# Record excerpts:
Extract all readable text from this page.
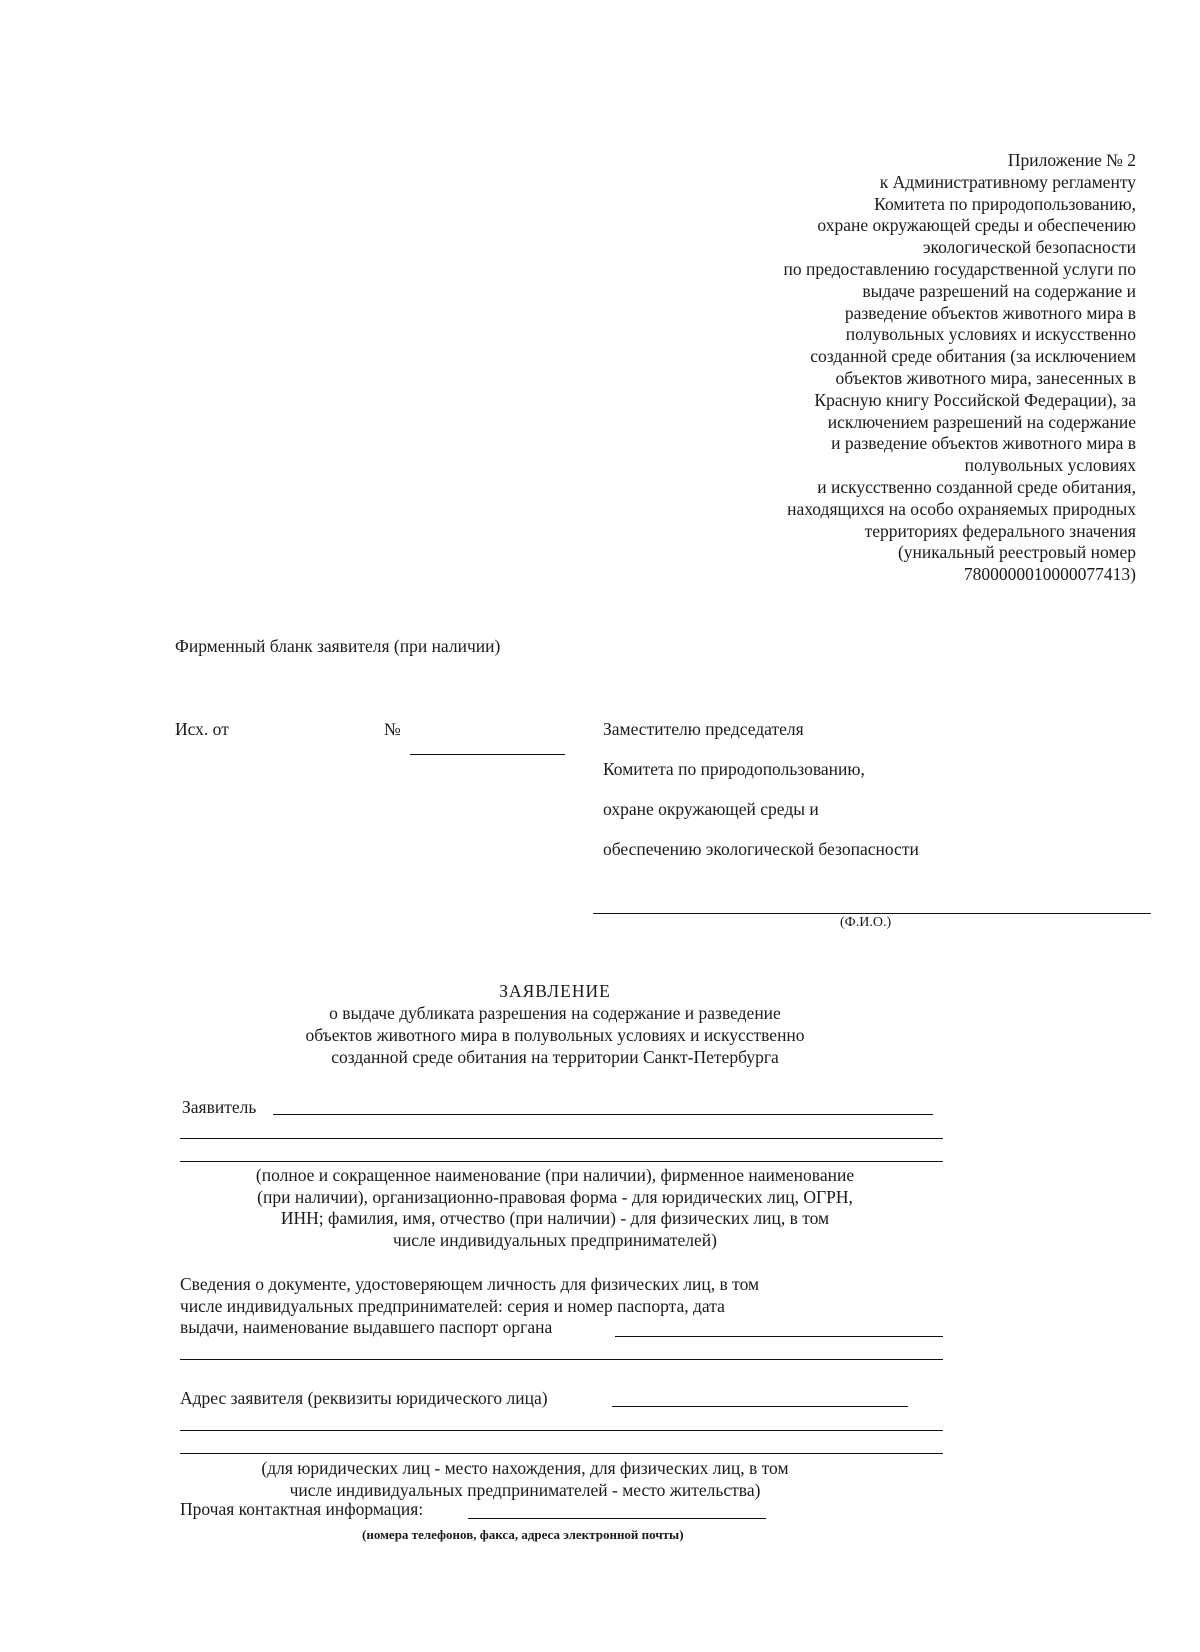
Приложение № 2
к Административному регламенту
Комитета по природопользованию,
охране окружающей среды и обеспечению
экологической безопасности
по предоставлению государственной услуги по
выдаче разрешений на содержание и
разведение объектов животного мира в
полувольных условиях и искусственно
созданной среде обитания (за исключением
объектов животного мира, занесенных в
Красную книгу Российской Федерации), за
исключением разрешений на содержание
и разведение объектов животного мира в
полувольных условиях
и искусственно созданной среде обитания,
находящихся на особо охраняемых природных
территориях федерального значения
(уникальный реестровый номер
7800000010000077413)
Фирменный бланк заявителя (при наличии)
Исх. от	№	Заместителю председателя
Комитета по природопользованию,
охране окружающей среды и
обеспечению экологической безопасности
(Ф.И.О.)
ЗАЯВЛЕНИЕ
о выдаче дубликата разрешения на содержание и разведение
объектов животного мира в полувольных условиях и искусственно
созданной среде обитания на территории Санкт-Петербурга
Заявитель
(полное и сокращенное наименование (при наличии), фирменное наименование
(при наличии), организационно-правовая форма - для юридических лиц, ОГРН,
ИНН; фамилия, имя, отчество (при наличии) - для физических лиц, в том
числе индивидуальных предпринимателей)
Сведения о документе, удостоверяющем личность для физических лиц, в том
числе индивидуальных предпринимателей: серия и номер паспорта, дата
выдачи, наименование выдавшего паспорт органа
Адрес заявителя (реквизиты юридического лица)
(для юридических лиц - место нахождения, для физических лиц, в том
числе индивидуальных предпринимателей - место жительства)
Прочая контактная информация:
(номера телефонов, факса, адреса электронной почты)
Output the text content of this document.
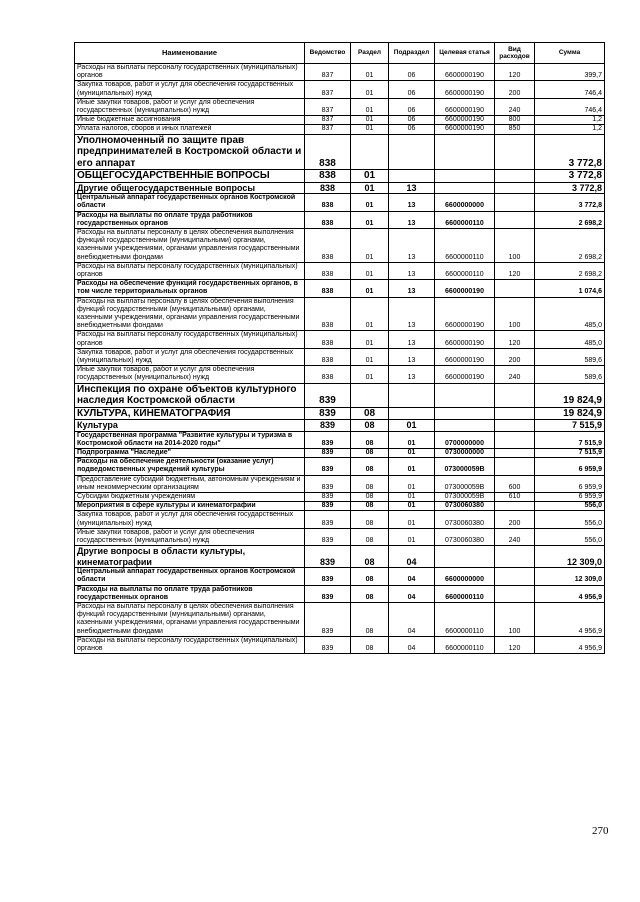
Наименование	Ведомство	Раздел	Подраздел	Целевая статья	Вид расходов	Сумма
Расходы на выплаты персоналу государственных (муниципальных) органов	837	01	06	6600000190	120	399,7
Закупка товаров, работ и услуг для обеспечения государственных (муниципальных) нужд	837	01	06	6600000190	200	746,4
Иные закупки товаров, работ и услуг для обеспечения государственных (муниципальных) нужд	837	01	06	6600000190	240	746,4
Иные бюджетные ассигнования	837	01	06	6600000190	800	1,2
Уплата налогов, сборов и иных платежей	837	01	06	6600000190	850	1,2
Уполномоченный по защите прав предпринимателей в Костромской области и его аппарат	838					3 772,8
ОБЩЕГОСУДАРСТВЕННЫЕ ВОПРОСЫ	838	01				3 772,8
Другие общегосударственные вопросы	838	01	13			3 772,8
Центральный аппарат государственных органов Костромской области	838	01	13	6600000000		3 772,8
Расходы на выплаты по оплате труда работников государственных органов	838	01	13	6600000110		2 698,2
Расходы на выплаты персоналу в целях обеспечения выполнения функций государственными (муниципальными) органами, казенными учреждениями, органами управления государственными внебюджетными фондами	838	01	13	6600000110	100	2 698,2
Расходы на выплаты персоналу государственных (муниципальных) органов	838	01	13	6600000110	120	2 698,2
Расходы на обеспечение функций государственных органов, в том числе территориальных органов	838	01	13	6600000190		1 074,6
Расходы на выплаты персоналу в целях обеспечения выполнения функций государственными (муниципальными) органами, казенными учреждениями, органами управления государственными внебюджетными фондами	838	01	13	6600000190	100	485,0
Расходы на выплаты персоналу государственных (муниципальных) органов	838	01	13	6600000190	120	485,0
Закупка товаров, работ и услуг для обеспечения государственных (муниципальных) нужд	838	01	13	6600000190	200	589,6
Иные закупки товаров, работ и услуг для обеспечения государственных (муниципальных) нужд	838	01	13	6600000190	240	589,6
Инспекция по охране объектов культурного наследия Костромской области	839					19 824,9
КУЛЬТУРА, КИНЕМАТОГРАФИЯ	839	08				19 824,9
Культура	839	08	01			7 515,9
Государственная программа "Развитие культуры и туризма в Костромской области на 2014-2020 годы"	839	08	01	0700000000		7 515,9
Подпрограмма "Наследие"	839	08	01	0730000000		7 515,9
Расходы на обеспечение деятельности (оказание услуг) подведомственных учреждений культуры	839	08	01	073000059В		6 959,9
Предоставление субсидий бюджетным, автономным учреждениям и иным некоммерческим организациям	839	08	01	073000059В	600	6 959,9
Субсидии бюджетным учреждениям	839	08	01	073000059В	610	6 959,9
Мероприятия в сфере культуры и кинематографии	839	08	01	0730060380		556,0
Закупка товаров, работ и услуг для обеспечения государственных (муниципальных) нужд	839	08	01	0730060380	200	556,0
Иные закупки товаров, работ и услуг для обеспечения государственных (муниципальных) нужд	839	08	01	0730060380	240	556,0
Другие вопросы в области культуры, кинематографии	839	08	04			12 309,0
Центральный аппарат государственных органов Костромской области	839	08	04	6600000000		12 309,0
Расходы на выплаты по оплате труда работников государственных органов	839	08	04	6600000110		4 956,9
Расходы на выплаты персоналу в целях обеспечения выполнения функций государственными (муниципальными) органами, казенными учреждениями, органами управления государственными внебюджетными фондами	839	08	04	6600000110	100	4 956,9
Расходы на выплаты персоналу государственных (муниципальных) органов	839	08	04	6600000110	120	4 956,9
270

# Set task:
Each entry above is to be written out again unchanged, apart from the pictures, which are left out.

# Correct response:
Extract all readable text from this page.
Приложение № 2
к Административному регламенту
Комитета по природопользованию,
охране окружающей среды и обеспечению
экологической безопасности
по предоставлению государственной услуги по
выдаче разрешений на содержание и
разведение объектов животного мира в
полувольных условиях и искусственно
созданной среде обитания (за исключением
объектов животного мира, занесенных в
Красную книгу Российской Федерации), за
исключением разрешений на содержание
и разведение объектов животного мира в
полувольных условиях
и искусственно созданной среде обитания,
находящихся на особо охраняемых природных
территориях федерального значения
(уникальный реестровый номер
7800000010000077413)
Фирменный бланк заявителя (при наличии)
Исх. от	№	Заместителю председателя
Комитета по природопользованию,
охране окружающей среды и
обеспечению экологической безопасности
(Ф.И.О.)
ЗАЯВЛЕНИЕ
о выдаче дубликата разрешения на содержание и разведение
объектов животного мира в полувольных условиях и искусственно
созданной среде обитания на территории Санкт-Петербурга
Заявитель
(полное и сокращенное наименование (при наличии), фирменное наименование
(при наличии), организационно-правовая форма - для юридических лиц, ОГРН,
ИНН; фамилия, имя, отчество (при наличии) - для физических лиц, в том
числе индивидуальных предпринимателей)
Сведения о документе, удостоверяющем личность для физических лиц, в том
числе индивидуальных предпринимателей: серия и номер паспорта, дата
выдачи, наименование выдавшего паспорт органа
Адрес заявителя (реквизиты юридического лица)
(для юридических лиц - место нахождения, для физических лиц, в том
числе индивидуальных предпринимателей - место жительства)
Прочая контактная информация:
(номера телефонов, факса, адреса электронной почты)
Output the text content of this document.
Наименование	Ведомство	Раздел	Подраздел	Целевая статья	Вид расходов	Сумма
Расходы на выплаты персоналу государственных (муниципальных) органов	837	01	06	6600000190	120	399,7
Закупка товаров, работ и услуг для обеспечения государственных (муниципальных) нужд	837	01	06	6600000190	200	746,4
Иные закупки товаров, работ и услуг для обеспечения государственных (муниципальных) нужд	837	01	06	6600000190	240	746,4
Иные бюджетные ассигнования	837	01	06	6600000190	800	1,2
Уплата налогов, сборов и иных платежей	837	01	06	6600000190	850	1,2
Уполномоченный по защите прав предпринимателей в Костромской области и его аппарат	838					3 772,8
ОБЩЕГОСУДАРСТВЕННЫЕ ВОПРОСЫ	838	01				3 772,8
Другие общегосударственные вопросы	838	01	13			3 772,8
Центральный аппарат государственных органов Костромской области	838	01	13	6600000000		3 772,8
Расходы на выплаты по оплате труда работников государственных органов	838	01	13	6600000110		2 698,2
Расходы на выплаты персоналу в целях обеспечения выполнения функций государственными (муниципальными) органами, казенными учреждениями, органами управления государственными внебюджетными фондами	838	01	13	6600000110	100	2 698,2
Расходы на выплаты персоналу государственных (муниципальных) органов	838	01	13	6600000110	120	2 698,2
Расходы на обеспечение функций государственных органов, в том числе территориальных органов	838	01	13	6600000190		1 074,6
Расходы на выплаты персоналу в целях обеспечения выполнения функций государственными (муниципальными) органами, казенными учреждениями, органами управления государственными внебюджетными фондами	838	01	13	6600000190	100	485,0
Расходы на выплаты персоналу государственных (муниципальных) органов	838	01	13	6600000190	120	485,0
Закупка товаров, работ и услуг для обеспечения государственных (муниципальных) нужд	838	01	13	6600000190	200	589,6
Иные закупки товаров, работ и услуг для обеспечения государственных (муниципальных) нужд	838	01	13	6600000190	240	589,6
Инспекция по охране объектов культурного наследия Костромской области	839					19 824,9
КУЛЬТУРА, КИНЕМАТОГРАФИЯ	839	08				19 824,9
Культура	839	08	01			7 515,9
Государственная программа "Развитие культуры и туризма в Костромской области на 2014-2020 годы"	839	08	01	0700000000		7 515,9
Подпрограмма "Наследие"	839	08	01	0730000000		7 515,9
Расходы на обеспечение деятельности (оказание услуг) подведомственных учреждений культуры	839	08	01	073000059В		6 959,9
Предоставление субсидий бюджетным, автономным учреждениям и иным некоммерческим организациям	839	08	01	073000059В	600	6 959,9
Субсидии бюджетным учреждениям	839	08	01	073000059В	610	6 959,9
Мероприятия в сфере культуры и кинематографии	839	08	01	0730060380		556,0
Закупка товаров, работ и услуг для обеспечения государственных (муниципальных) нужд	839	08	01	0730060380	200	556,0
Иные закупки товаров, работ и услуг для обеспечения государственных (муниципальных) нужд	839	08	01	0730060380	240	556,0
Другие вопросы в области культуры, кинематографии	839	08	04			12 309,0
Центральный аппарат государственных органов Костромской области	839	08	04	6600000000		12 309,0
Расходы на выплаты по оплате труда работников государственных органов	839	08	04	6600000110		4 956,9
Расходы на выплаты персоналу в целях обеспечения выполнения функций государственными (муниципальными) органами, казенными учреждениями, органами управления государственными внебюджетными фондами	839	08	04	6600000110	100	4 956,9
Расходы на выплаты персоналу государственных (муниципальных) органов	839	08	04	6600000110	120	4 956,9
270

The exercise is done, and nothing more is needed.